>>

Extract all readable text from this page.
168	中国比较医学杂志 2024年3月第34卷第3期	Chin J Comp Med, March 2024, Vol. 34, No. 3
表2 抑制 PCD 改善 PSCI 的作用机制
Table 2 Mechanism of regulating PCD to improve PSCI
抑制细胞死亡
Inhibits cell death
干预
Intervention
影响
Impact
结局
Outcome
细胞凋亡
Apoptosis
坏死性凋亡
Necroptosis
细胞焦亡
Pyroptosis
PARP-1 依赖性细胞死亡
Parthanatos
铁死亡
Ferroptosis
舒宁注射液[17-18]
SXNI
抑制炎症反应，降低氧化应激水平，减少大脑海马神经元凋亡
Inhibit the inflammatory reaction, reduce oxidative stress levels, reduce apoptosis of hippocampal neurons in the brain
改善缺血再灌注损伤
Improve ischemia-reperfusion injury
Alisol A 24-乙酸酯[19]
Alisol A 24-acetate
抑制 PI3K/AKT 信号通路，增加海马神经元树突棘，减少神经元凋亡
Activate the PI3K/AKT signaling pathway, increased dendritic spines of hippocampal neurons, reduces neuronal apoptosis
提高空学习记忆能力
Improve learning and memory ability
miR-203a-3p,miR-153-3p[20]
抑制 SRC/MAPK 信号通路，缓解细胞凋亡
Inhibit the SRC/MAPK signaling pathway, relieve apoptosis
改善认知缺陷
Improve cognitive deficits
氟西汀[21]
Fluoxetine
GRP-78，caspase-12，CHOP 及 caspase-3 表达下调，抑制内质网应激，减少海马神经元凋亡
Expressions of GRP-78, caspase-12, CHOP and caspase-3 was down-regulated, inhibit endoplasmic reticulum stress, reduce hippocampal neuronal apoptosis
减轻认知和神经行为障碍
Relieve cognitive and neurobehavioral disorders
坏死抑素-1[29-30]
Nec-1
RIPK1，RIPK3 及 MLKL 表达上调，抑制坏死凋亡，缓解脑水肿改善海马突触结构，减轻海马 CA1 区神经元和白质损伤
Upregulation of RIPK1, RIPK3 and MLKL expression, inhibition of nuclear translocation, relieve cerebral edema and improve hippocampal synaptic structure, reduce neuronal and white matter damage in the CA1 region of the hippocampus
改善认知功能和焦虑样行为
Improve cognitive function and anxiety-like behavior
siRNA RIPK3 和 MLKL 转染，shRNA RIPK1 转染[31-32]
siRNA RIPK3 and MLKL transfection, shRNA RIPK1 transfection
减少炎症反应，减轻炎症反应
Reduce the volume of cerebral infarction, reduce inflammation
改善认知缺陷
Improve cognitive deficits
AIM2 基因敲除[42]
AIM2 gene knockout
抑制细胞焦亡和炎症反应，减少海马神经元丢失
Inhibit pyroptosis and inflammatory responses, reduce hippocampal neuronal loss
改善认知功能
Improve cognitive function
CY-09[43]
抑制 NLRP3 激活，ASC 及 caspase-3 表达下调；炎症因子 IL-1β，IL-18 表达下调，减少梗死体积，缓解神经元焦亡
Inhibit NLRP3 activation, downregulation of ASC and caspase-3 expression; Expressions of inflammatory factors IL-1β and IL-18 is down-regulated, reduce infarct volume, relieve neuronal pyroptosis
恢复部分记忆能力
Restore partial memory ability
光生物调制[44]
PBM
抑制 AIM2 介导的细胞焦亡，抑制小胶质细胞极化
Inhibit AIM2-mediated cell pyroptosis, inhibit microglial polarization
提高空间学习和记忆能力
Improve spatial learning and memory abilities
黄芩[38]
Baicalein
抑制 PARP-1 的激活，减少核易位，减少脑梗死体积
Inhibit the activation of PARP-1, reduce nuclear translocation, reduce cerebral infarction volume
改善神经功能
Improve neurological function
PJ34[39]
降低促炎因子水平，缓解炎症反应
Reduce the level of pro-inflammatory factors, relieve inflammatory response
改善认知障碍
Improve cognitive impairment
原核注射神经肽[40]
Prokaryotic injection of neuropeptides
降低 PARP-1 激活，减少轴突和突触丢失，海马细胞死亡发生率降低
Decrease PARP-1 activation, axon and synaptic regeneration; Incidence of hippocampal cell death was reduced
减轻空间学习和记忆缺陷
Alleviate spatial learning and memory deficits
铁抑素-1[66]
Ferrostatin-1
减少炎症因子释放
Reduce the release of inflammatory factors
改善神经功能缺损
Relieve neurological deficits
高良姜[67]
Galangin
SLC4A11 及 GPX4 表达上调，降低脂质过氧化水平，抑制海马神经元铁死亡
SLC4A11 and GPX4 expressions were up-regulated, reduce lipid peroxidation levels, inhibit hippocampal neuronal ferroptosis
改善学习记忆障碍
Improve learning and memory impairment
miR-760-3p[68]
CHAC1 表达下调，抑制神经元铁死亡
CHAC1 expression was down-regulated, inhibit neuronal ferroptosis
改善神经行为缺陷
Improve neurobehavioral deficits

<<

■ INSTRUCTIONS TO FOLLOW: So that nothing is lost, retype every entry in the listing above exactly.

■ FINISHED EXERCISE:
Extract all readable text from this page.
168	中国比较医学杂志 2024年3月第34卷第3期	Chin J Comp Med, March 2024, Vol. 34, No. 3
表2 抑制 PCD 改善 PSCI 的作用机制
Table 2 Mechanism of regulating PCD to improve PSCI
抑制细胞死亡
Inhibits cell death
干预
Intervention
影响
Impact
结局
Outcome
细胞凋亡
Apoptosis
坏死性凋亡
Necroptosis
细胞焦亡
Pyroptosis
PARP-1 依赖性细胞死亡
Parthanatos
铁死亡
Ferroptosis
舒宁注射液[17-18]
SXNI
抑制炎症反应，降低氧化应激水平，减少大脑海马神经元凋亡
Inhibit the inflammatory reaction, reduce oxidative stress levels, reduce apoptosis of hippocampal neurons in the brain
改善缺血再灌注损伤
Improve ischemia-reperfusion injury
Alisol A 24-乙酸酯[19]
Alisol A 24-acetate
抑制 PI3K/AKT 信号通路，增加海马神经元树突棘，减少神经元凋亡
Activate the PI3K/AKT signaling pathway, increased dendritic spines of hippocampal neurons, reduces neuronal apoptosis
提高空学习记忆能力
Improve learning and memory ability
miR-203a-3p,miR-153-3p[20]
抑制 SRC/MAPK 信号通路，缓解细胞凋亡
Inhibit the SRC/MAPK signaling pathway, relieve apoptosis
改善认知缺陷
Improve cognitive deficits
氟西汀[21]
Fluoxetine
GRP-78，caspase-12，CHOP 及 caspase-3 表达下调，抑制内质网应激，减少海马神经元凋亡
Expressions of GRP-78, caspase-12, CHOP and caspase-3 was down-regulated, inhibit endoplasmic reticulum stress, reduce hippocampal neuronal apoptosis
减轻认知和神经行为障碍
Relieve cognitive and neurobehavioral disorders
坏死抑素-1[29-30]
Nec-1
RIPK1，RIPK3 及 MLKL 表达上调，抑制坏死凋亡，缓解脑水肿改善海马突触结构，减轻海马 CA1 区神经元和白质损伤
Upregulation of RIPK1, RIPK3 and MLKL expression, inhibition of nuclear translocation, relieve cerebral edema and improve hippocampal synaptic structure, reduce neuronal and white matter damage in the CA1 region of the hippocampus
改善认知功能和焦虑样行为
Improve cognitive function and anxiety-like behavior
siRNA RIPK3 和 MLKL 转染，shRNA RIPK1 转染[31-32]
siRNA RIPK3 and MLKL transfection, shRNA RIPK1 transfection
减少炎症反应，减轻炎症反应
Reduce the volume of cerebral infarction, reduce inflammation
改善认知缺陷
Improve cognitive deficits
AIM2 基因敲除[42]
AIM2 gene knockout
抑制细胞焦亡和炎症反应，减少海马神经元丢失
Inhibit pyroptosis and inflammatory responses, reduce hippocampal neuronal loss
改善认知功能
Improve cognitive function
CY-09[43]
抑制 NLRP3 激活，ASC 及 caspase-3 表达下调；炎症因子 IL-1β，IL-18 表达下调，减少梗死体积，缓解神经元焦亡
Inhibit NLRP3 activation, downregulation of ASC and caspase-3 expression; Expressions of inflammatory factors IL-1β and IL-18 is down-regulated, reduce infarct volume, relieve neuronal pyroptosis
恢复部分记忆能力
Restore partial memory ability
光生物调制[44]
PBM
抑制 AIM2 介导的细胞焦亡，抑制小胶质细胞极化
Inhibit AIM2-mediated cell pyroptosis, inhibit microglial polarization
提高空间学习和记忆能力
Improve spatial learning and memory abilities
黄芩[38]
Baicalein
抑制 PARP-1 的激活，减少核易位，减少脑梗死体积
Inhibit the activation of PARP-1, reduce nuclear translocation, reduce cerebral infarction volume
改善神经功能
Improve neurological function
PJ34[39]
降低促炎因子水平，缓解炎症反应
Reduce the level of pro-inflammatory factors, relieve inflammatory response
改善认知障碍
Improve cognitive impairment
原核注射神经肽[40]
Prokaryotic injection of neuropeptides
降低 PARP-1 激活，减少轴突和突触丢失，海马细胞死亡发生率降低
Decrease PARP-1 activation, axon and synaptic regeneration; Incidence of hippocampal cell death was reduced
减轻空间学习和记忆缺陷
Alleviate spatial learning and memory deficits
铁抑素-1[66]
Ferrostatin-1
减少炎症因子释放
Reduce the release of inflammatory factors
改善神经功能缺损
Relieve neurological deficits
高良姜[67]
Galangin
SLC4A11 及 GPX4 表达上调，降低脂质过氧化水平，抑制海马神经元铁死亡
SLC4A11 and GPX4 expressions were up-regulated, reduce lipid peroxidation levels, inhibit hippocampal neuronal ferroptosis
改善学习记忆障碍
Improve learning and memory impairment
miR-760-3p[68]
CHAC1 表达下调，抑制神经元铁死亡
CHAC1 expression was down-regulated, inhibit neuronal ferroptosis
改善神经行为缺陷
Improve neurobehavioral deficits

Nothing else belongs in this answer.